→ **What you have to do**
Copy the data below exactly, omitting any picture it contains.

[Data listing]
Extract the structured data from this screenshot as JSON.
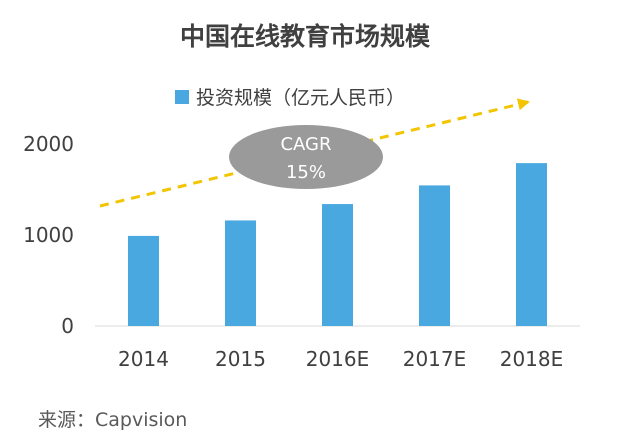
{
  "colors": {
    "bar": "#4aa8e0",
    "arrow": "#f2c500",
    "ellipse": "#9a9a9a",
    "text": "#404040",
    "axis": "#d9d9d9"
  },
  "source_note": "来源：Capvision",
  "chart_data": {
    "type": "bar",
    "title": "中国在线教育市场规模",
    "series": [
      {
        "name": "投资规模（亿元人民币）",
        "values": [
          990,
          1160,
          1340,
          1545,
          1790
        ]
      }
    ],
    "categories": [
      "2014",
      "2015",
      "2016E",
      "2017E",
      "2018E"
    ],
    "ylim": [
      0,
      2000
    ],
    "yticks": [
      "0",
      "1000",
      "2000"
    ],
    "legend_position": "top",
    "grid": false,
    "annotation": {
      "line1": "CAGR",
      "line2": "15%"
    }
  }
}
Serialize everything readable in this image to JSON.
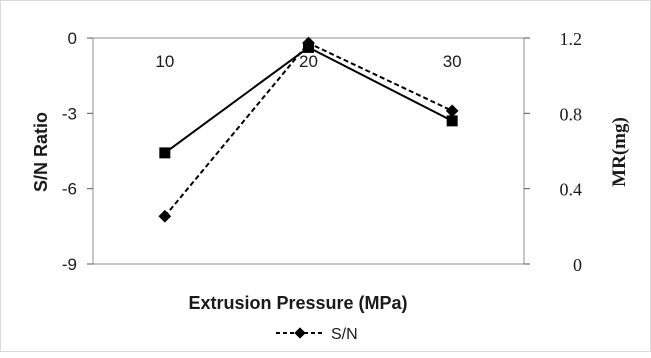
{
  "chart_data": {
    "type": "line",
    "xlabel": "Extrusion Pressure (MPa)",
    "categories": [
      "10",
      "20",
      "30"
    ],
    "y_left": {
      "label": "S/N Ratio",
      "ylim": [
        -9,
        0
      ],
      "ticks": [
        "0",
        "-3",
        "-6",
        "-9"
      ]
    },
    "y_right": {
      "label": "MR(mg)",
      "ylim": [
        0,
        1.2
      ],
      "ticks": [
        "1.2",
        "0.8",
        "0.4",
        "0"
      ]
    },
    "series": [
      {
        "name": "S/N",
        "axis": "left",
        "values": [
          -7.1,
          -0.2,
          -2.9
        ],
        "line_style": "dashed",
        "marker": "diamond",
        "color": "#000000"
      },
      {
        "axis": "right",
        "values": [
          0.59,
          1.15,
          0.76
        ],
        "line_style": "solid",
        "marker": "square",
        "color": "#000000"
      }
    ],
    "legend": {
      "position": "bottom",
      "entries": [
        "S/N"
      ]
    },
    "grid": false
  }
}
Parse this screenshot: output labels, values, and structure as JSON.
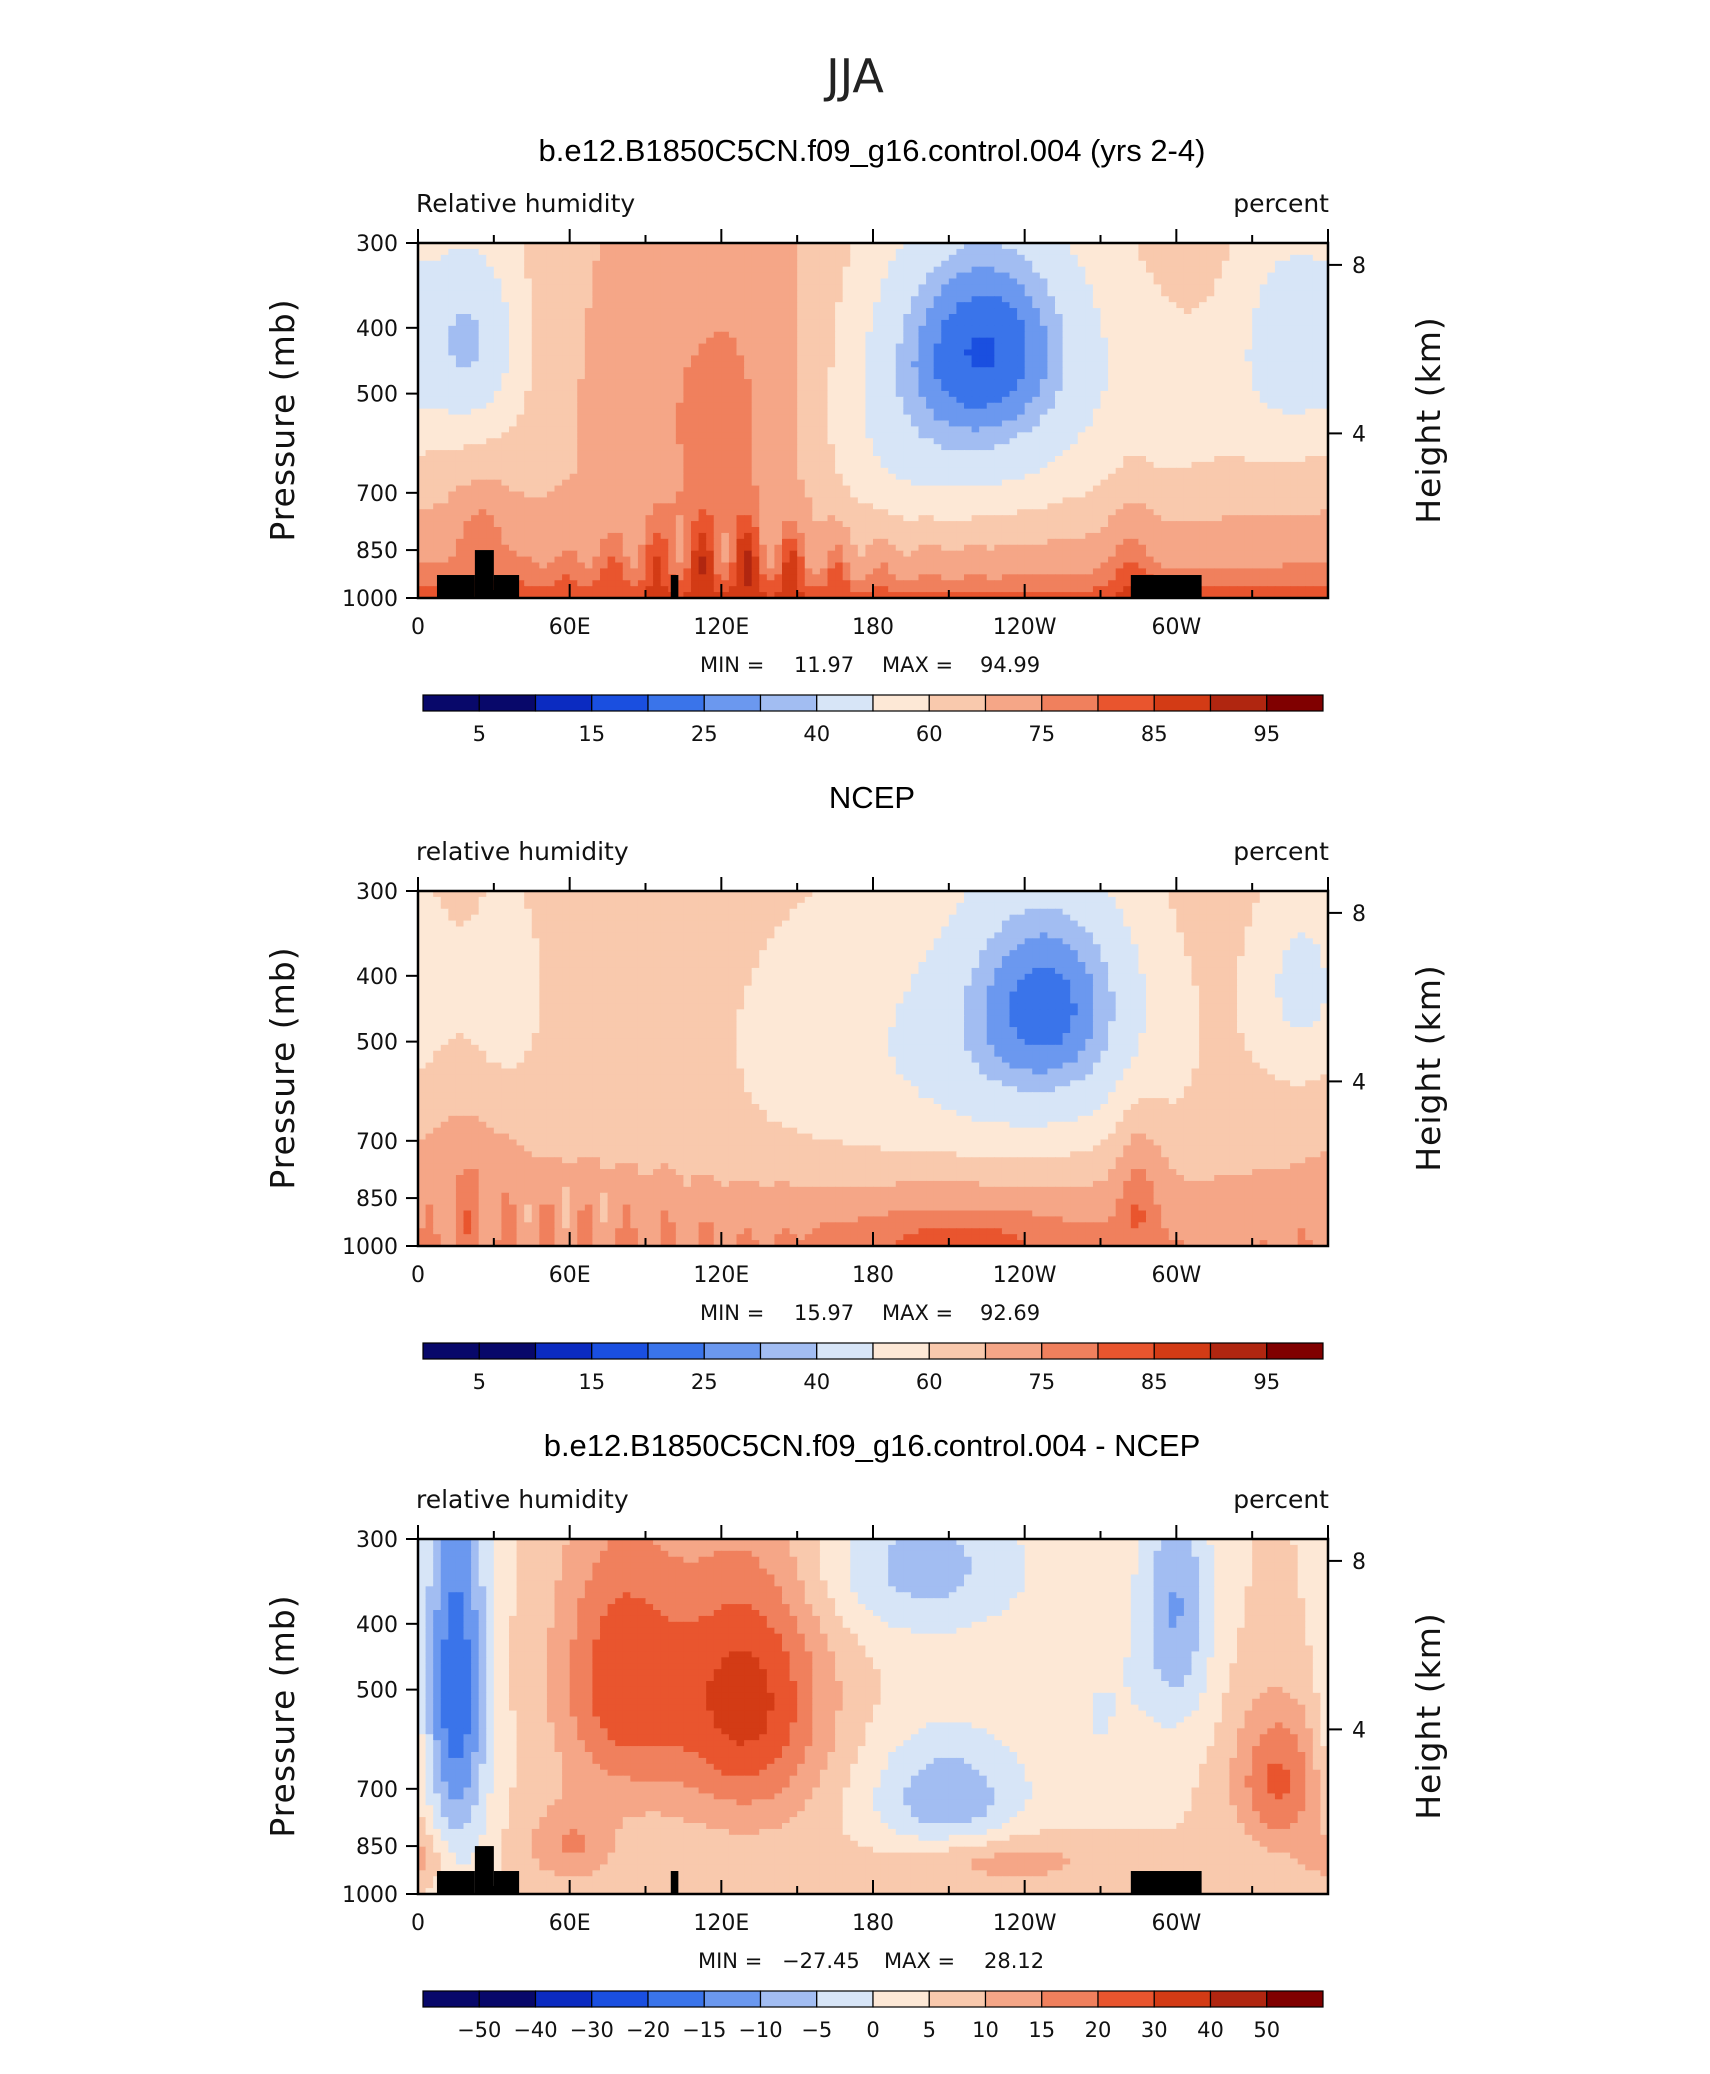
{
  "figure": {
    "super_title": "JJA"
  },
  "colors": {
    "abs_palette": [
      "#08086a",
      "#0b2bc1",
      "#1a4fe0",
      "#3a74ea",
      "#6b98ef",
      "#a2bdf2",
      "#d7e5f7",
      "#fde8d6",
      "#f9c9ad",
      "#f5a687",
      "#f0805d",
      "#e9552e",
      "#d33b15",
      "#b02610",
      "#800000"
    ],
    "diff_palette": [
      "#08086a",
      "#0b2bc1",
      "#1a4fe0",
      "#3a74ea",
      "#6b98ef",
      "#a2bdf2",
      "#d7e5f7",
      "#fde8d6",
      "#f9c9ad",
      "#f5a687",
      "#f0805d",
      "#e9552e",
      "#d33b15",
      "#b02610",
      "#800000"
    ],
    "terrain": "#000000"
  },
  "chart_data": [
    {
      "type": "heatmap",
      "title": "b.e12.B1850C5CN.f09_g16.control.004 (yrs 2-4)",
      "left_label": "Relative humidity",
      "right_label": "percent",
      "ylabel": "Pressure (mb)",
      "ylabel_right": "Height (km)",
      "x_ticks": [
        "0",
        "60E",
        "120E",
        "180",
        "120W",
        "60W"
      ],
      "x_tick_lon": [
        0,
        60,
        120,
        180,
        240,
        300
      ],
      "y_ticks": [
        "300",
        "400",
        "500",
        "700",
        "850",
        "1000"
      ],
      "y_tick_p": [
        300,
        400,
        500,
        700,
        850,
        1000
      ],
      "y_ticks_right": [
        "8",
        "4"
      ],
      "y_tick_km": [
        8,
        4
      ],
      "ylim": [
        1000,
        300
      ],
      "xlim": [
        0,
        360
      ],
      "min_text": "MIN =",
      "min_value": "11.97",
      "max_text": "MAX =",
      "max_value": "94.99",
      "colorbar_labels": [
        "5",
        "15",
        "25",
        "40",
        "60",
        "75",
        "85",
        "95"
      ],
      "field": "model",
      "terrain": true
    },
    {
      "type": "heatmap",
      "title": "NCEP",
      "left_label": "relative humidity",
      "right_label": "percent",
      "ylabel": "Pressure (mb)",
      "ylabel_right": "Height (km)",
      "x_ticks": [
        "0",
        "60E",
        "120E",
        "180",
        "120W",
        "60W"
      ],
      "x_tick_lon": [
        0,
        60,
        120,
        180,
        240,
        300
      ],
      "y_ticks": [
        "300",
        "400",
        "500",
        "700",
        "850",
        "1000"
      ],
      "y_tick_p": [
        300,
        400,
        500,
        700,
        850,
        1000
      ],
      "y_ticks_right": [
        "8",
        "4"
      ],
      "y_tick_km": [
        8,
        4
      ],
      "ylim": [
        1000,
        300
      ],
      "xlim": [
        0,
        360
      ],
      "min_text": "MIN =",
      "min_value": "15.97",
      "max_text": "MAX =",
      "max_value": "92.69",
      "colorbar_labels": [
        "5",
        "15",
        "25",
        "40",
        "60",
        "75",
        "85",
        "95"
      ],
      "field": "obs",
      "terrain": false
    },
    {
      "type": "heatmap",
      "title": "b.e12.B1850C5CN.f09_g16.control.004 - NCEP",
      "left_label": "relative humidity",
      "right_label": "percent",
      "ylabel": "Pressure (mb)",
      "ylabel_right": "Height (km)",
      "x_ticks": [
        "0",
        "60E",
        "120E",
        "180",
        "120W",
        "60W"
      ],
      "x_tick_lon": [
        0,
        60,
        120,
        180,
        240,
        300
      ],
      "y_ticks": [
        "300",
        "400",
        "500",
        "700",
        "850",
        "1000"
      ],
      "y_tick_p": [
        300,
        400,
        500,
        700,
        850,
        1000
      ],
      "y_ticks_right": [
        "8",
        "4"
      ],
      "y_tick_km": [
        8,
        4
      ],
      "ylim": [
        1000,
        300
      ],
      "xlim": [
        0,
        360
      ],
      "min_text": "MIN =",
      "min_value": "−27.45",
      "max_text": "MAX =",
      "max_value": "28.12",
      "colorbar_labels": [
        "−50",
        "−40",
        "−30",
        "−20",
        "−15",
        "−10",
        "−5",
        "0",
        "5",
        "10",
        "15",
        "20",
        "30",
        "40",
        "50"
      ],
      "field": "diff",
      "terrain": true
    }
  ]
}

→ **Answer**
Extract the structured data from this screenshot as JSON.
{
  "colors": {
    "bar": "#4aa8e0",
    "arrow": "#f2c500",
    "ellipse": "#9a9a9a",
    "text": "#404040",
    "axis": "#d9d9d9"
  },
  "source_note": "来源：Capvision",
  "chart_data": {
    "type": "bar",
    "title": "中国在线教育市场规模",
    "series": [
      {
        "name": "投资规模（亿元人民币）",
        "values": [
          990,
          1160,
          1340,
          1545,
          1790
        ]
      }
    ],
    "categories": [
      "2014",
      "2015",
      "2016E",
      "2017E",
      "2018E"
    ],
    "ylim": [
      0,
      2000
    ],
    "yticks": [
      "0",
      "1000",
      "2000"
    ],
    "legend_position": "top",
    "grid": false,
    "annotation": {
      "line1": "CAGR",
      "line2": "15%"
    }
  }
}
Serialize everything readable in this image to JSON.
{
  "chart_data": {
    "type": "line",
    "xlabel": "Extrusion Pressure (MPa)",
    "categories": [
      "10",
      "20",
      "30"
    ],
    "y_left": {
      "label": "S/N Ratio",
      "ylim": [
        -9,
        0
      ],
      "ticks": [
        "0",
        "-3",
        "-6",
        "-9"
      ]
    },
    "y_right": {
      "label": "MR(mg)",
      "ylim": [
        0,
        1.2
      ],
      "ticks": [
        "1.2",
        "0.8",
        "0.4",
        "0"
      ]
    },
    "series": [
      {
        "name": "S/N",
        "axis": "left",
        "values": [
          -7.1,
          -0.2,
          -2.9
        ],
        "line_style": "dashed",
        "marker": "diamond",
        "color": "#000000"
      },
      {
        "axis": "right",
        "values": [
          0.59,
          1.15,
          0.76
        ],
        "line_style": "solid",
        "marker": "square",
        "color": "#000000"
      }
    ],
    "legend": {
      "position": "bottom",
      "entries": [
        "S/N"
      ]
    },
    "grid": false
  }
}
Parse this screenshot: output labels, values, and structure as JSON.
{
  "figure": {
    "super_title": "JJA"
  },
  "colors": {
    "abs_palette": [
      "#08086a",
      "#0b2bc1",
      "#1a4fe0",
      "#3a74ea",
      "#6b98ef",
      "#a2bdf2",
      "#d7e5f7",
      "#fde8d6",
      "#f9c9ad",
      "#f5a687",
      "#f0805d",
      "#e9552e",
      "#d33b15",
      "#b02610",
      "#800000"
    ],
    "diff_palette": [
      "#08086a",
      "#0b2bc1",
      "#1a4fe0",
      "#3a74ea",
      "#6b98ef",
      "#a2bdf2",
      "#d7e5f7",
      "#fde8d6",
      "#f9c9ad",
      "#f5a687",
      "#f0805d",
      "#e9552e",
      "#d33b15",
      "#b02610",
      "#800000"
    ],
    "terrain": "#000000"
  },
  "chart_data": [
    {
      "type": "heatmap",
      "title": "b.e12.B1850C5CN.f09_g16.control.004 (yrs 2-4)",
      "left_label": "Relative humidity",
      "right_label": "percent",
      "ylabel": "Pressure (mb)",
      "ylabel_right": "Height (km)",
      "x_ticks": [
        "0",
        "60E",
        "120E",
        "180",
        "120W",
        "60W"
      ],
      "x_tick_lon": [
        0,
        60,
        120,
        180,
        240,
        300
      ],
      "y_ticks": [
        "300",
        "400",
        "500",
        "700",
        "850",
        "1000"
      ],
      "y_tick_p": [
        300,
        400,
        500,
        700,
        850,
        1000
      ],
      "y_ticks_right": [
        "8",
        "4"
      ],
      "y_tick_km": [
        8,
        4
      ],
      "ylim": [
        1000,
        300
      ],
      "xlim": [
        0,
        360
      ],
      "min_text": "MIN =",
      "min_value": "11.97",
      "max_text": "MAX =",
      "max_value": "94.99",
      "colorbar_labels": [
        "5",
        "15",
        "25",
        "40",
        "60",
        "75",
        "85",
        "95"
      ],
      "field": "model",
      "terrain": true
    },
    {
      "type": "heatmap",
      "title": "NCEP",
      "left_label": "relative humidity",
      "right_label": "percent",
      "ylabel": "Pressure (mb)",
      "ylabel_right": "Height (km)",
      "x_ticks": [
        "0",
        "60E",
        "120E",
        "180",
        "120W",
        "60W"
      ],
      "x_tick_lon": [
        0,
        60,
        120,
        180,
        240,
        300
      ],
      "y_ticks": [
        "300",
        "400",
        "500",
        "700",
        "850",
        "1000"
      ],
      "y_tick_p": [
        300,
        400,
        500,
        700,
        850,
        1000
      ],
      "y_ticks_right": [
        "8",
        "4"
      ],
      "y_tick_km": [
        8,
        4
      ],
      "ylim": [
        1000,
        300
      ],
      "xlim": [
        0,
        360
      ],
      "min_text": "MIN =",
      "min_value": "15.97",
      "max_text": "MAX =",
      "max_value": "92.69",
      "colorbar_labels": [
        "5",
        "15",
        "25",
        "40",
        "60",
        "75",
        "85",
        "95"
      ],
      "field": "obs",
      "terrain": false
    },
    {
      "type": "heatmap",
      "title": "b.e12.B1850C5CN.f09_g16.control.004 - NCEP",
      "left_label": "relative humidity",
      "right_label": "percent",
      "ylabel": "Pressure (mb)",
      "ylabel_right": "Height (km)",
      "x_ticks": [
        "0",
        "60E",
        "120E",
        "180",
        "120W",
        "60W"
      ],
      "x_tick_lon": [
        0,
        60,
        120,
        180,
        240,
        300
      ],
      "y_ticks": [
        "300",
        "400",
        "500",
        "700",
        "850",
        "1000"
      ],
      "y_tick_p": [
        300,
        400,
        500,
        700,
        850,
        1000
      ],
      "y_ticks_right": [
        "8",
        "4"
      ],
      "y_tick_km": [
        8,
        4
      ],
      "ylim": [
        1000,
        300
      ],
      "xlim": [
        0,
        360
      ],
      "min_text": "MIN =",
      "min_value": "−27.45",
      "max_text": "MAX =",
      "max_value": "28.12",
      "colorbar_labels": [
        "−50",
        "−40",
        "−30",
        "−20",
        "−15",
        "−10",
        "−5",
        "0",
        "5",
        "10",
        "15",
        "20",
        "30",
        "40",
        "50"
      ],
      "field": "diff",
      "terrain": true
    }
  ]
}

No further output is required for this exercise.